[Begin RECORDS SUPPLIED]

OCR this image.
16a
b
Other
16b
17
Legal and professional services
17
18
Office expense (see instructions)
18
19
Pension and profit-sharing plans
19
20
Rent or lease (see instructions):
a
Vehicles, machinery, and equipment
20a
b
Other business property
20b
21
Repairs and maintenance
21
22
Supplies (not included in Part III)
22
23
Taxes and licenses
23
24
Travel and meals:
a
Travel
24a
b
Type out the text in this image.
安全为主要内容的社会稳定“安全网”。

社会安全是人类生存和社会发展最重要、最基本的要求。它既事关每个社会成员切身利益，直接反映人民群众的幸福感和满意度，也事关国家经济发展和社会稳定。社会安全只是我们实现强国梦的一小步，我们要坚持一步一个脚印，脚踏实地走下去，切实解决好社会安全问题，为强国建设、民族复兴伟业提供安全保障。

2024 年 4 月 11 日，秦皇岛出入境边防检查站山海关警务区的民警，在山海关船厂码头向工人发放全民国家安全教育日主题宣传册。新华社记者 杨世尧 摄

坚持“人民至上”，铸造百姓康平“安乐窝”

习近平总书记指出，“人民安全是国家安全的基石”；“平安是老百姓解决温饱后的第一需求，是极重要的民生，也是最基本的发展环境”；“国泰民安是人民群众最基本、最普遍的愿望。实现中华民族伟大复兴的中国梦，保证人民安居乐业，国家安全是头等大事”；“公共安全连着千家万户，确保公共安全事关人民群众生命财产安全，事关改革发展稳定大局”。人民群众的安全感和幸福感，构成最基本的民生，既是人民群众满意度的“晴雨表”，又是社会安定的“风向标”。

[End RECORDS SUPPLIED]

__EXERCISE PROMPT__: From the listing above, pick out each line where the word "this" appears.

__REPLY__:
OCR this image.
Type out the text in this image.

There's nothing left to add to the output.